[Raw records]
*****

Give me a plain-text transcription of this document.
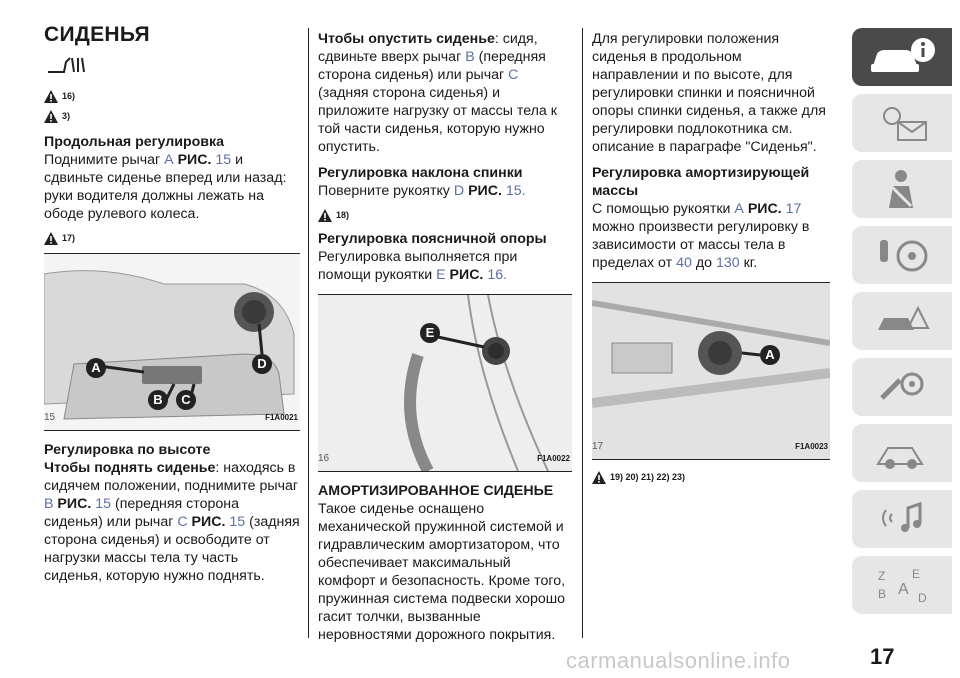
СИДЕНЬЯ
16)
3)

Продольная регулировка

Поднимите рычаг А РИС. 15 и сдвиньте сиденье вперед или назад: руки водителя должны лежать на ободе рулевого колеса.

17)
A	D
B	C
15	F1A0021

Регулировка по высоте

Чтобы поднять сиденье: находясь в сидячем положении, поднимите рычаг B РИС. 15 (передняя сторона сиденья) или рычаг C РИС. 15 (задняя сторона сиденья) и освободите от нагрузки массы тела ту часть сиденья, которую нужно поднять.

Чтобы опустить сиденье: сидя, сдвиньте вверх рычаг B (передняя сторона сиденья) или рычаг C (задняя сторона сиденья) и приложите нагрузку от массы тела к той части сиденья, которую нужно опустить.

Регулировка наклона спинки

Поверните рукоятку D РИС. 15.

18)

Регулировка поясничной опоры

Регулировка выполняется при помощи рукоятки E РИС. 16.

E
16	F1A0022

АМОРТИЗИРОВАННОЕ СИДЕНЬЕ

Такое сиденье оснащено механической пружинной системой и гидравлическим амортизатором, что обеспечивает максимальный комфорт и безопасность. Кроме того, пружинная система подвески хорошо гасит толчки, вызванные неровностями дорожного покрытия.

Для регулировки положения сиденья в продольном направлении и по высоте, для регулировки спинки и поясничной опоры спинки сиденья, а также для регулировки подлокотника см. описание в параграфе "Сиденья".

Регулировка амортизирующей массы

С помощью рукоятки А РИС. 17 можно произвести регулировку в зависимости от массы тела в пределах от 40 до 130 кг.

A
17	F1A0023
19) 20) 21) 22) 23)
Z E
B A D
17
carmanualsonline.info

*****

Output the records above exactly as they are, leaving out the pictures.

RESULT BELOW:
Give me a plain-text transcription of this document.
СИДЕНЬЯ
16)
3)

Продольная регулировка

Поднимите рычаг А РИС. 15 и сдвиньте сиденье вперед или назад: руки водителя должны лежать на ободе рулевого колеса.

17)
A	D
B	C
15	F1A0021

Регулировка по высоте

Чтобы поднять сиденье: находясь в сидячем положении, поднимите рычаг B РИС. 15 (передняя сторона сиденья) или рычаг C РИС. 15 (задняя сторона сиденья) и освободите от нагрузки массы тела ту часть сиденья, которую нужно поднять.

Чтобы опустить сиденье: сидя, сдвиньте вверх рычаг B (передняя сторона сиденья) или рычаг C (задняя сторона сиденья) и приложите нагрузку от массы тела к той части сиденья, которую нужно опустить.

Регулировка наклона спинки

Поверните рукоятку D РИС. 15.

18)

Регулировка поясничной опоры

Регулировка выполняется при помощи рукоятки E РИС. 16.

E
16	F1A0022

АМОРТИЗИРОВАННОЕ СИДЕНЬЕ

Такое сиденье оснащено механической пружинной системой и гидравлическим амортизатором, что обеспечивает максимальный комфорт и безопасность. Кроме того, пружинная система подвески хорошо гасит толчки, вызванные неровностями дорожного покрытия.

Для регулировки положения сиденья в продольном направлении и по высоте, для регулировки спинки и поясничной опоры спинки сиденья, а также для регулировки подлокотника см. описание в параграфе "Сиденья".

Регулировка амортизирующей массы

С помощью рукоятки А РИС. 17 можно произвести регулировку в зависимости от массы тела в пределах от 40 до 130 кг.

A
17	F1A0023
19) 20) 21) 22) 23)
Z E
B A D
17
carmanualsonline.info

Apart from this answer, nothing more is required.